- _TASK INPUT_

————

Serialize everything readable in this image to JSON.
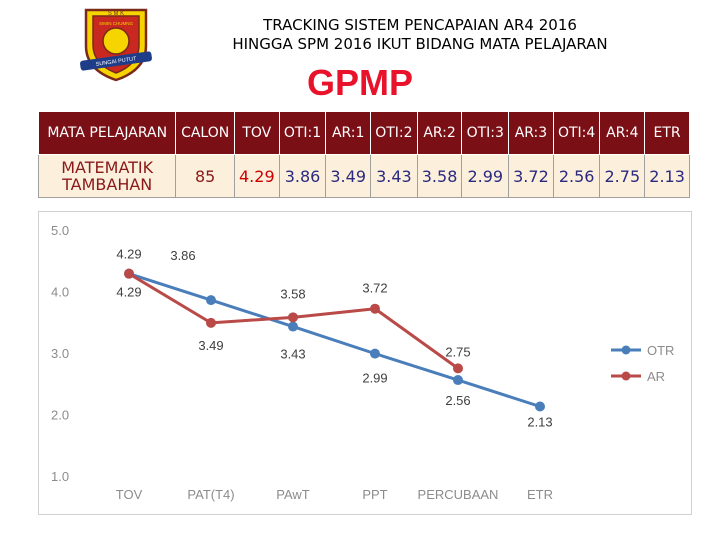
{
  "header": {
    "title_line1": "TRACKING SISTEM PENCAPAIAN AR4 2016",
    "title_line2": "HINGGA SPM 2016 IKUT BIDANG MATA PELAJARAN",
    "big_title": "GPMP"
  },
  "logo": {
    "top_text": "S M K",
    "mid_text": "SIMIN CHUMNG",
    "bottom_text": "SUNGAI PUTUT"
  },
  "table": {
    "headers": [
      "MATA PELAJARAN",
      "CALON",
      "TOV",
      "OTI:1",
      "AR:1",
      "OTI:2",
      "AR:2",
      "OTI:3",
      "AR:3",
      "OTI:4",
      "AR:4",
      "ETR"
    ],
    "subject_line1": "MATEMATIK",
    "subject_line2": "TAMBAHAN",
    "calon": "85",
    "values": [
      "4.29",
      "3.86",
      "3.49",
      "3.43",
      "3.58",
      "2.99",
      "3.72",
      "2.56",
      "2.75",
      "2.13"
    ]
  },
  "chart_data": {
    "type": "line",
    "categories": [
      "TOV",
      "PAT(T4)",
      "PAwT",
      "PPT",
      "PERCUBAAN",
      "ETR"
    ],
    "ylim": [
      1.0,
      5.0
    ],
    "yticks": [
      "1.0",
      "2.0",
      "3.0",
      "4.0",
      "5.0"
    ],
    "legend_position": "right",
    "series": [
      {
        "name": "OTR",
        "color": "#4a7ebb",
        "values": [
          4.29,
          3.86,
          3.43,
          2.99,
          2.56,
          2.13
        ],
        "labels": [
          "4.29",
          "3.86",
          "3.43",
          "2.99",
          "2.56",
          "2.13"
        ]
      },
      {
        "name": "AR",
        "color": "#b94a48",
        "values": [
          4.29,
          3.49,
          3.58,
          3.72,
          2.75,
          null
        ],
        "labels": [
          "4.29",
          "3.49",
          "3.58",
          "3.72",
          "2.75",
          ""
        ]
      }
    ]
  }
}
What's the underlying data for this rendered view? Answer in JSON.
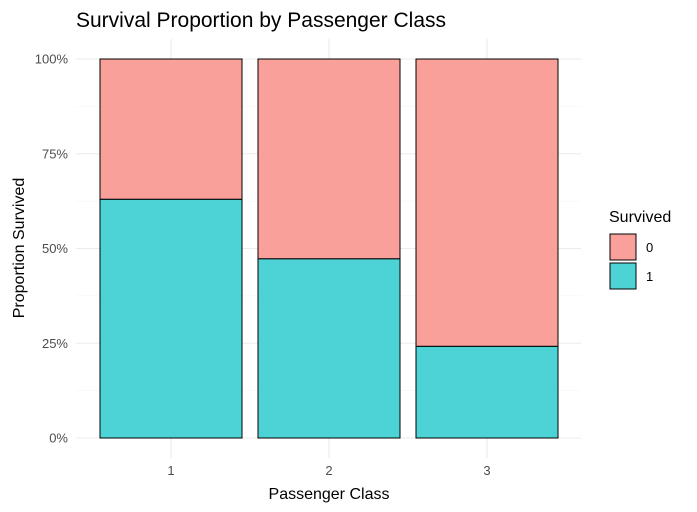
{
  "chart_data": {
    "type": "bar",
    "stacked": true,
    "normalized": true,
    "title": "Survival Proportion by Passenger Class",
    "xlabel": "Passenger Class",
    "ylabel": "Proportion Survived",
    "categories": [
      "1",
      "2",
      "3"
    ],
    "ylim": [
      0,
      1
    ],
    "y_ticks": [
      0,
      0.25,
      0.5,
      0.75,
      1
    ],
    "y_tick_labels": [
      "0%",
      "25%",
      "50%",
      "75%",
      "100%"
    ],
    "grid": true,
    "legend": {
      "title": "Survived",
      "position": "right",
      "entries": [
        "0",
        "1"
      ]
    },
    "series": [
      {
        "name": "1",
        "color": "#4dd3d6",
        "values": [
          0.63,
          0.473,
          0.242
        ]
      },
      {
        "name": "0",
        "color": "#f9a09a",
        "values": [
          0.37,
          0.527,
          0.758
        ]
      }
    ]
  }
}
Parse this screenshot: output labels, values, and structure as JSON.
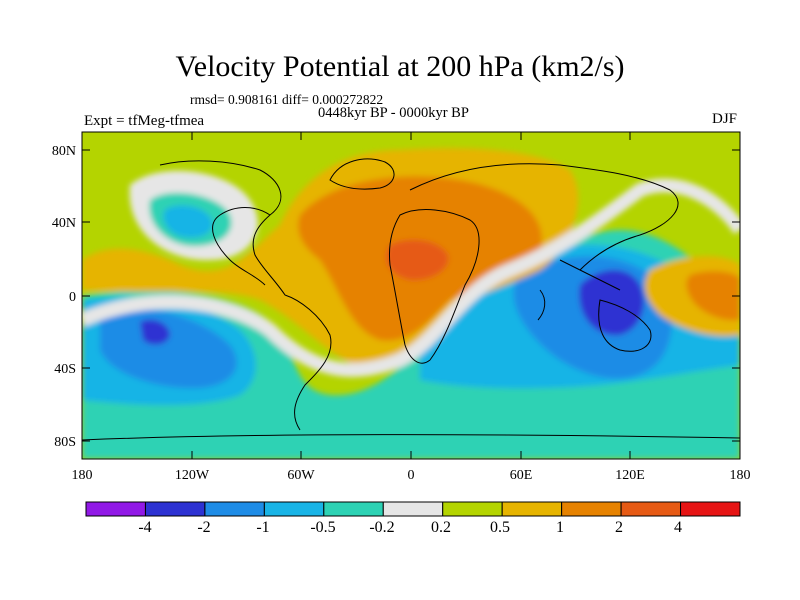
{
  "title": "Velocity Potential at 200 hPa (km2/s)",
  "stats": "rmsd= 0.908161 diff= 0.000272822",
  "period": "0448kyr BP - 0000kyr BP",
  "experiment": "Expt = tfMeg-tfmea",
  "season": "DJF",
  "map": {
    "lat_ticks": [
      "80N",
      "40N",
      "0",
      "40S",
      "80S"
    ],
    "lon_ticks": [
      "180",
      "120W",
      "60W",
      "0",
      "60E",
      "120E",
      "180"
    ],
    "lat_range": [
      -90,
      90
    ],
    "lon_range": [
      -180,
      180
    ],
    "background_color": "#b4d400"
  },
  "colorbar": {
    "labels": [
      "-4",
      "-2",
      "-1",
      "-0.5",
      "-0.2",
      "0.2",
      "0.5",
      "1",
      "2",
      "4"
    ],
    "colors": [
      "#9119e6",
      "#2d32d2",
      "#1e8ce6",
      "#19b4e6",
      "#2dd2b4",
      "#e6e6e6",
      "#b4d400",
      "#e6b400",
      "#e68200",
      "#e65a14",
      "#e61414"
    ]
  }
}
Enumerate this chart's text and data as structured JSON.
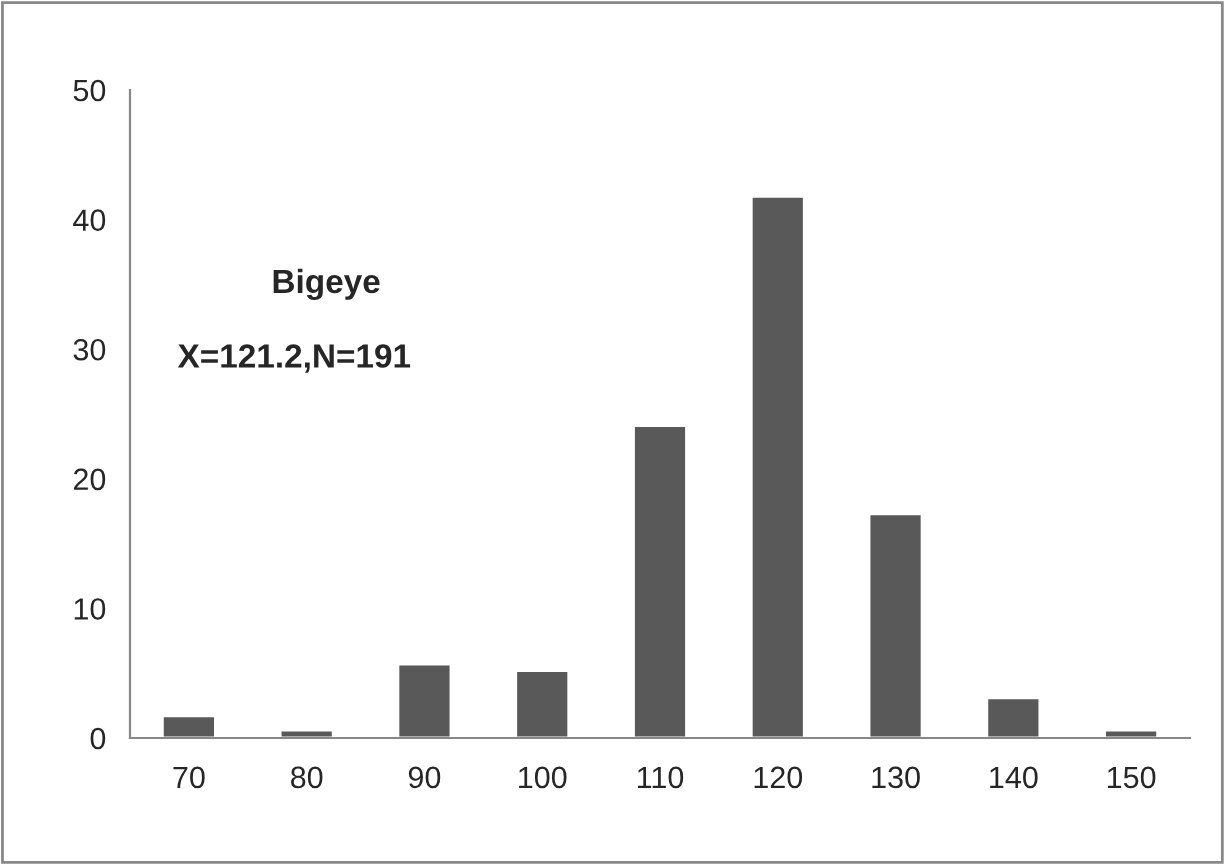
{
  "chart_data": {
    "type": "bar",
    "categories": [
      "70",
      "80",
      "90",
      "100",
      "110",
      "120",
      "130",
      "140",
      "150"
    ],
    "values": [
      1.7,
      0.6,
      5.7,
      5.2,
      24.1,
      41.8,
      17.3,
      3.1,
      0.6
    ],
    "color": "#595959",
    "ylim": [
      0,
      50
    ],
    "yticks": [
      0,
      10,
      20,
      30,
      40,
      50
    ],
    "grid": false,
    "annotations": [
      "Bigeye",
      "X=121.2,N=191"
    ]
  }
}
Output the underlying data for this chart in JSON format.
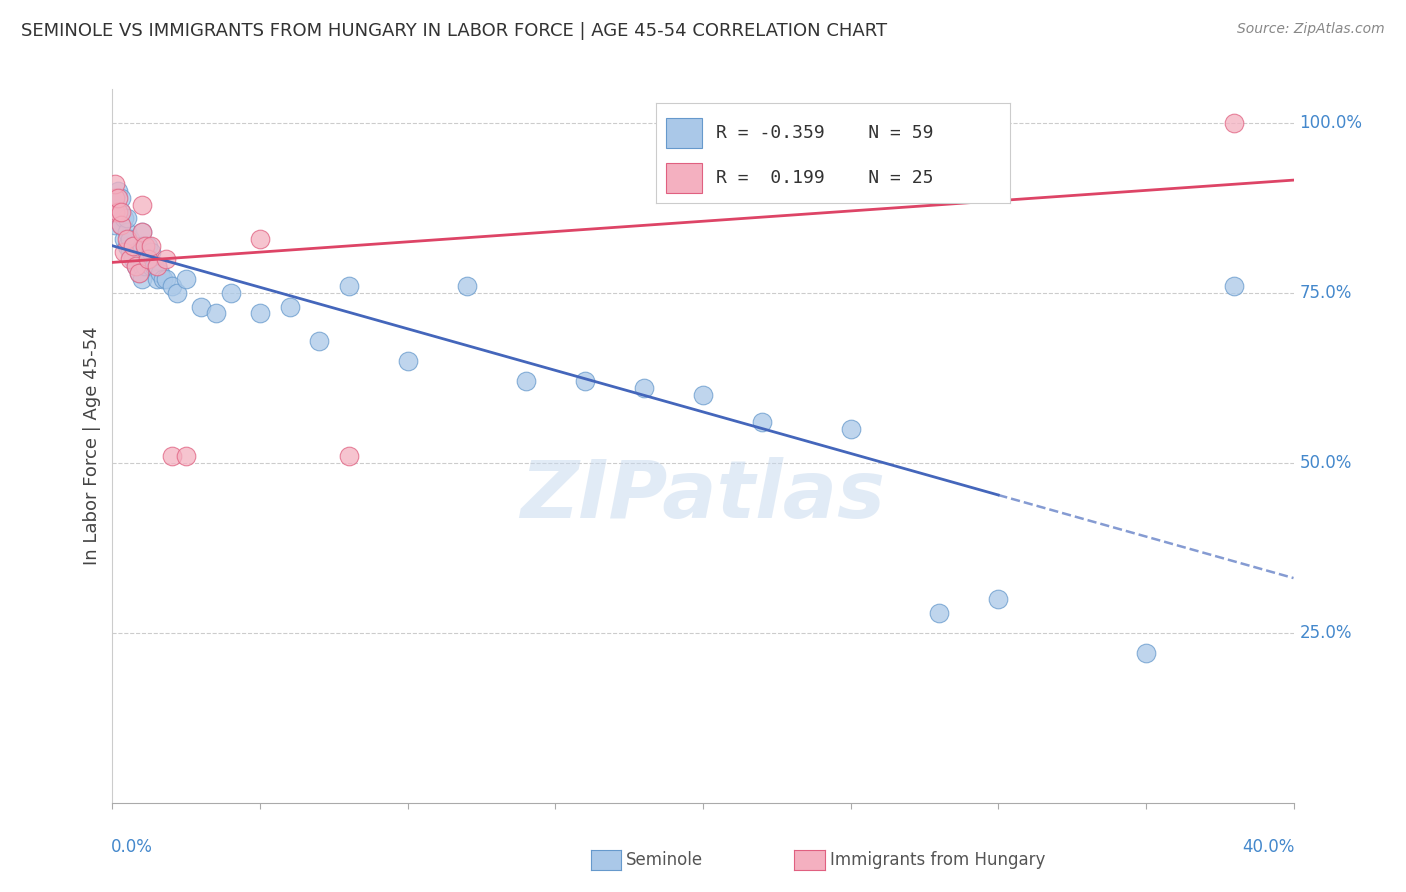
{
  "title": "SEMINOLE VS IMMIGRANTS FROM HUNGARY IN LABOR FORCE | AGE 45-54 CORRELATION CHART",
  "source": "Source: ZipAtlas.com",
  "ylabel": "In Labor Force | Age 45-54",
  "x_min": 0.0,
  "x_max": 0.4,
  "y_min": 0.0,
  "y_max": 1.05,
  "seminole_R": -0.359,
  "seminole_N": 59,
  "hungary_R": 0.199,
  "hungary_N": 25,
  "seminole_color": "#aac8e8",
  "hungary_color": "#f4b0c0",
  "seminole_edge_color": "#6699cc",
  "hungary_edge_color": "#e06080",
  "seminole_line_color": "#4466bb",
  "hungary_line_color": "#dd4466",
  "watermark": "ZIPatlas",
  "grid_color": "#cccccc",
  "right_tick_color": "#4488cc",
  "bottom_tick_color": "#4488cc",
  "seminole_x": [
    0.001,
    0.001,
    0.002,
    0.002,
    0.003,
    0.003,
    0.003,
    0.004,
    0.004,
    0.005,
    0.005,
    0.005,
    0.006,
    0.006,
    0.007,
    0.007,
    0.008,
    0.008,
    0.009,
    0.009,
    0.01,
    0.01,
    0.01,
    0.01,
    0.01,
    0.011,
    0.011,
    0.012,
    0.012,
    0.013,
    0.013,
    0.014,
    0.015,
    0.015,
    0.016,
    0.017,
    0.018,
    0.02,
    0.022,
    0.025,
    0.03,
    0.035,
    0.04,
    0.05,
    0.06,
    0.07,
    0.08,
    0.1,
    0.12,
    0.14,
    0.16,
    0.18,
    0.2,
    0.22,
    0.25,
    0.28,
    0.3,
    0.35,
    0.38
  ],
  "seminole_y": [
    0.85,
    0.88,
    0.87,
    0.9,
    0.85,
    0.87,
    0.89,
    0.83,
    0.86,
    0.82,
    0.84,
    0.86,
    0.81,
    0.83,
    0.8,
    0.82,
    0.79,
    0.81,
    0.78,
    0.8,
    0.84,
    0.82,
    0.8,
    0.79,
    0.77,
    0.81,
    0.79,
    0.82,
    0.8,
    0.81,
    0.79,
    0.79,
    0.79,
    0.77,
    0.78,
    0.77,
    0.77,
    0.76,
    0.75,
    0.77,
    0.73,
    0.72,
    0.75,
    0.72,
    0.73,
    0.68,
    0.76,
    0.65,
    0.76,
    0.62,
    0.62,
    0.61,
    0.6,
    0.56,
    0.55,
    0.28,
    0.3,
    0.22,
    0.76
  ],
  "hungary_x": [
    0.001,
    0.001,
    0.001,
    0.002,
    0.002,
    0.003,
    0.003,
    0.004,
    0.005,
    0.006,
    0.007,
    0.008,
    0.009,
    0.01,
    0.01,
    0.011,
    0.012,
    0.013,
    0.015,
    0.018,
    0.02,
    0.025,
    0.05,
    0.08,
    0.38
  ],
  "hungary_y": [
    0.87,
    0.89,
    0.91,
    0.87,
    0.89,
    0.85,
    0.87,
    0.81,
    0.83,
    0.8,
    0.82,
    0.79,
    0.78,
    0.88,
    0.84,
    0.82,
    0.8,
    0.82,
    0.79,
    0.8,
    0.51,
    0.51,
    0.83,
    0.51,
    1.0
  ]
}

————

- _GIVEN PROBLEM_
Search the listing for the word "PELAJARAN" and return each line that holds it.

- _RESULT OF THE EXERCISE_
    "title_line2": "HINGGA SPM 2016 IKUT BIDANG MATA PELAJARAN",
      "MATA PELAJARAN",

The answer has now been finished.